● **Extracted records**
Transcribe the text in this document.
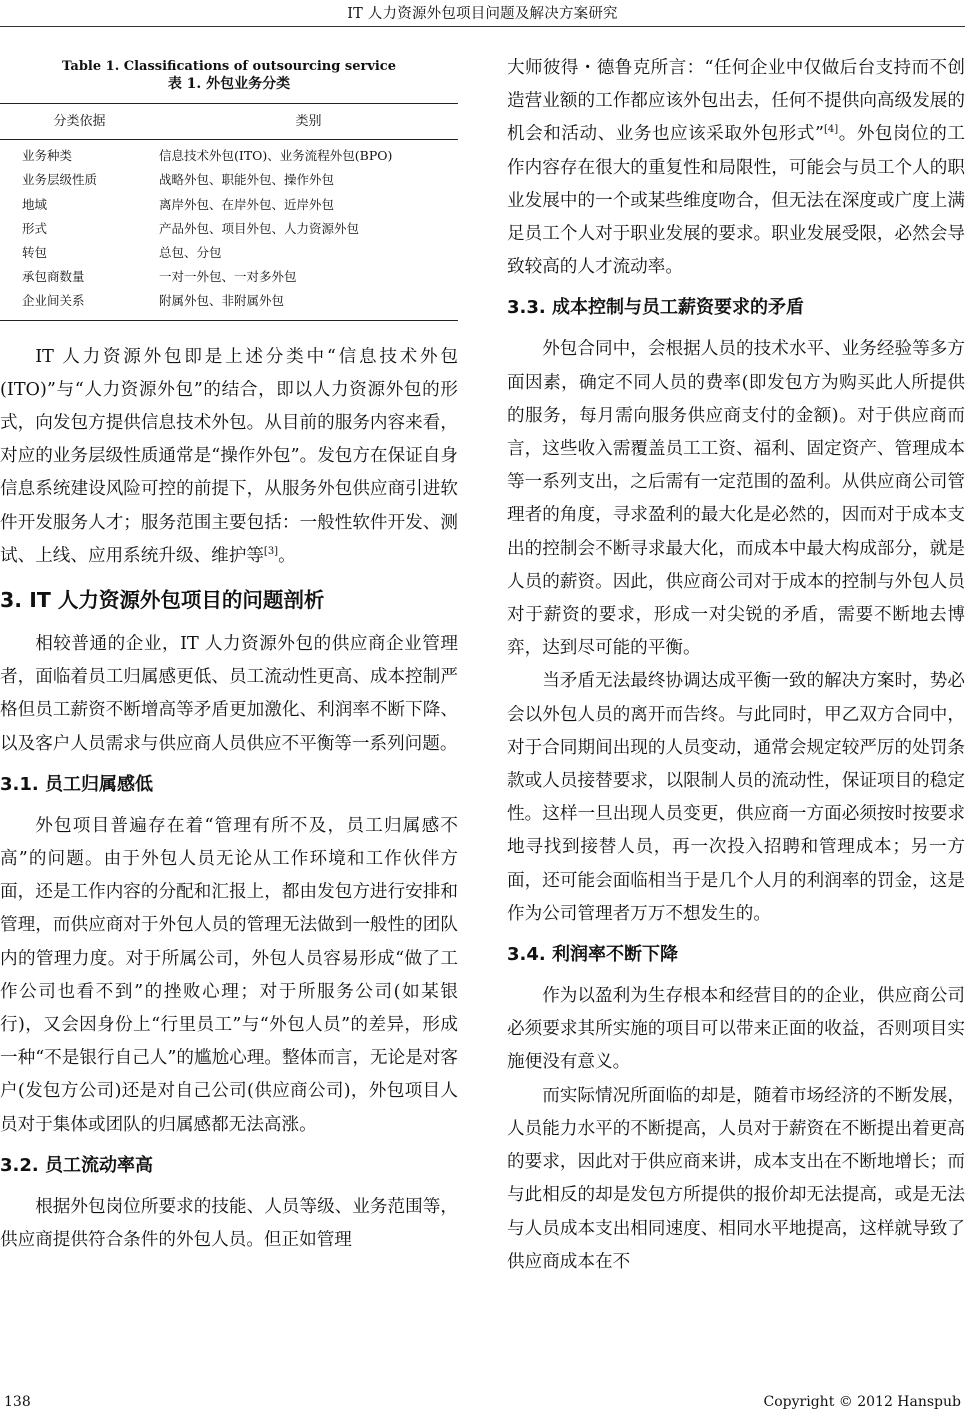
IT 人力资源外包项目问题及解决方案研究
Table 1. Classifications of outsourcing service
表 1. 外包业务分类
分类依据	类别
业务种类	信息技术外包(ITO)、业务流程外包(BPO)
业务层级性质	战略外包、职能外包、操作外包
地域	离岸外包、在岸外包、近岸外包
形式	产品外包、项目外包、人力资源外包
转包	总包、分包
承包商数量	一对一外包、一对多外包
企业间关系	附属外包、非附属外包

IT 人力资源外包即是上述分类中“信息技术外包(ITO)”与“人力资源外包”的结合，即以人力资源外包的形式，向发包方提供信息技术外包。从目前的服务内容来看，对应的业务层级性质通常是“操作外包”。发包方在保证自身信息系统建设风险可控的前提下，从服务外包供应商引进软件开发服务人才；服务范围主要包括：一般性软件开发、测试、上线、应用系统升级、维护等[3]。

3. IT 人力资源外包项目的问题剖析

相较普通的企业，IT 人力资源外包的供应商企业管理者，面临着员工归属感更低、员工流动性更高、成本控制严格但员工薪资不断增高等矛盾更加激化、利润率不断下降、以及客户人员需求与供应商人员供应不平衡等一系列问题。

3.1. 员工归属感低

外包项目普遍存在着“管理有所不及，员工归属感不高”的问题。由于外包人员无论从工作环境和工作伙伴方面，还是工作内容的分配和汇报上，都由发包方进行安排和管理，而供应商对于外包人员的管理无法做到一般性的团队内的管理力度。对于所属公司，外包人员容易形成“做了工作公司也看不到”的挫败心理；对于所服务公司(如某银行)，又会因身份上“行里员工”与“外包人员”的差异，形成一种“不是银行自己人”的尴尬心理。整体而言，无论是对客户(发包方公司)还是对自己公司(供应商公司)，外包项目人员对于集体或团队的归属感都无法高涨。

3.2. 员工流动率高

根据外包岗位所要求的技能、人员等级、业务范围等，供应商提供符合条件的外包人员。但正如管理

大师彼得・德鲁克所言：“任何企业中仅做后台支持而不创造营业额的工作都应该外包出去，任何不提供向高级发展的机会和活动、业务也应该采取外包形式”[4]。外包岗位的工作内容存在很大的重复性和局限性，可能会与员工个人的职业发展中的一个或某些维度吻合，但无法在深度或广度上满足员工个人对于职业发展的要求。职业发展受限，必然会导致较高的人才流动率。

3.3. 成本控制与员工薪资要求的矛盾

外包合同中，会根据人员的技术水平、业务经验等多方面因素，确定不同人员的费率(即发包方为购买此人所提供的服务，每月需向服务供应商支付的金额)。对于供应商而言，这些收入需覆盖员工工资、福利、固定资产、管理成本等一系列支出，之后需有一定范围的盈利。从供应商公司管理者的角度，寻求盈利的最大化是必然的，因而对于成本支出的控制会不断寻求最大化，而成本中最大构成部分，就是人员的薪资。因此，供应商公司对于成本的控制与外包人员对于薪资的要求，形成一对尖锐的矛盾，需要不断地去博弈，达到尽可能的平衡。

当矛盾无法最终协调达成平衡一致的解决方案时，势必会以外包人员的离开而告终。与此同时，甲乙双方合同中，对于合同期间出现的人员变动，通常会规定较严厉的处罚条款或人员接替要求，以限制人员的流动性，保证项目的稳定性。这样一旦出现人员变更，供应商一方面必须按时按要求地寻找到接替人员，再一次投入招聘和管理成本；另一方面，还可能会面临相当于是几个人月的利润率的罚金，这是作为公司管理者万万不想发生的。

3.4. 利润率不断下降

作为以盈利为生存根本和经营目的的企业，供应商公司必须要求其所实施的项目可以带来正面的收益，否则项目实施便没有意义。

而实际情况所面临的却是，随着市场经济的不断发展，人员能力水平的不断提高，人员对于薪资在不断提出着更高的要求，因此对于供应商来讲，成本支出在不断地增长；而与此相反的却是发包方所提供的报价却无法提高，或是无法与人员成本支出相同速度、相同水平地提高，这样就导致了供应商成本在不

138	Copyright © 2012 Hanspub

● **AIM OF THE TASK**
Excluding the pictures, reproduce every entry exactly as given.

● **RESULT FOR THIS TASK**
Transcribe the text in this document.
IT 人力资源外包项目问题及解决方案研究
Table 1. Classifications of outsourcing service
表 1. 外包业务分类
分类依据	类别
业务种类	信息技术外包(ITO)、业务流程外包(BPO)
业务层级性质	战略外包、职能外包、操作外包
地域	离岸外包、在岸外包、近岸外包
形式	产品外包、项目外包、人力资源外包
转包	总包、分包
承包商数量	一对一外包、一对多外包
企业间关系	附属外包、非附属外包

IT 人力资源外包即是上述分类中“信息技术外包(ITO)”与“人力资源外包”的结合，即以人力资源外包的形式，向发包方提供信息技术外包。从目前的服务内容来看，对应的业务层级性质通常是“操作外包”。发包方在保证自身信息系统建设风险可控的前提下，从服务外包供应商引进软件开发服务人才；服务范围主要包括：一般性软件开发、测试、上线、应用系统升级、维护等[3]。

3. IT 人力资源外包项目的问题剖析

相较普通的企业，IT 人力资源外包的供应商企业管理者，面临着员工归属感更低、员工流动性更高、成本控制严格但员工薪资不断增高等矛盾更加激化、利润率不断下降、以及客户人员需求与供应商人员供应不平衡等一系列问题。

3.1. 员工归属感低

外包项目普遍存在着“管理有所不及，员工归属感不高”的问题。由于外包人员无论从工作环境和工作伙伴方面，还是工作内容的分配和汇报上，都由发包方进行安排和管理，而供应商对于外包人员的管理无法做到一般性的团队内的管理力度。对于所属公司，外包人员容易形成“做了工作公司也看不到”的挫败心理；对于所服务公司(如某银行)，又会因身份上“行里员工”与“外包人员”的差异，形成一种“不是银行自己人”的尴尬心理。整体而言，无论是对客户(发包方公司)还是对自己公司(供应商公司)，外包项目人员对于集体或团队的归属感都无法高涨。

3.2. 员工流动率高

根据外包岗位所要求的技能、人员等级、业务范围等，供应商提供符合条件的外包人员。但正如管理

大师彼得・德鲁克所言：“任何企业中仅做后台支持而不创造营业额的工作都应该外包出去，任何不提供向高级发展的机会和活动、业务也应该采取外包形式”[4]。外包岗位的工作内容存在很大的重复性和局限性，可能会与员工个人的职业发展中的一个或某些维度吻合，但无法在深度或广度上满足员工个人对于职业发展的要求。职业发展受限，必然会导致较高的人才流动率。

3.3. 成本控制与员工薪资要求的矛盾

外包合同中，会根据人员的技术水平、业务经验等多方面因素，确定不同人员的费率(即发包方为购买此人所提供的服务，每月需向服务供应商支付的金额)。对于供应商而言，这些收入需覆盖员工工资、福利、固定资产、管理成本等一系列支出，之后需有一定范围的盈利。从供应商公司管理者的角度，寻求盈利的最大化是必然的，因而对于成本支出的控制会不断寻求最大化，而成本中最大构成部分，就是人员的薪资。因此，供应商公司对于成本的控制与外包人员对于薪资的要求，形成一对尖锐的矛盾，需要不断地去博弈，达到尽可能的平衡。

当矛盾无法最终协调达成平衡一致的解决方案时，势必会以外包人员的离开而告终。与此同时，甲乙双方合同中，对于合同期间出现的人员变动，通常会规定较严厉的处罚条款或人员接替要求，以限制人员的流动性，保证项目的稳定性。这样一旦出现人员变更，供应商一方面必须按时按要求地寻找到接替人员，再一次投入招聘和管理成本；另一方面，还可能会面临相当于是几个人月的利润率的罚金，这是作为公司管理者万万不想发生的。

3.4. 利润率不断下降

作为以盈利为生存根本和经营目的的企业，供应商公司必须要求其所实施的项目可以带来正面的收益，否则项目实施便没有意义。

而实际情况所面临的却是，随着市场经济的不断发展，人员能力水平的不断提高，人员对于薪资在不断提出着更高的要求，因此对于供应商来讲，成本支出在不断地增长；而与此相反的却是发包方所提供的报价却无法提高，或是无法与人员成本支出相同速度、相同水平地提高，这样就导致了供应商成本在不

138	Copyright © 2012 Hanspub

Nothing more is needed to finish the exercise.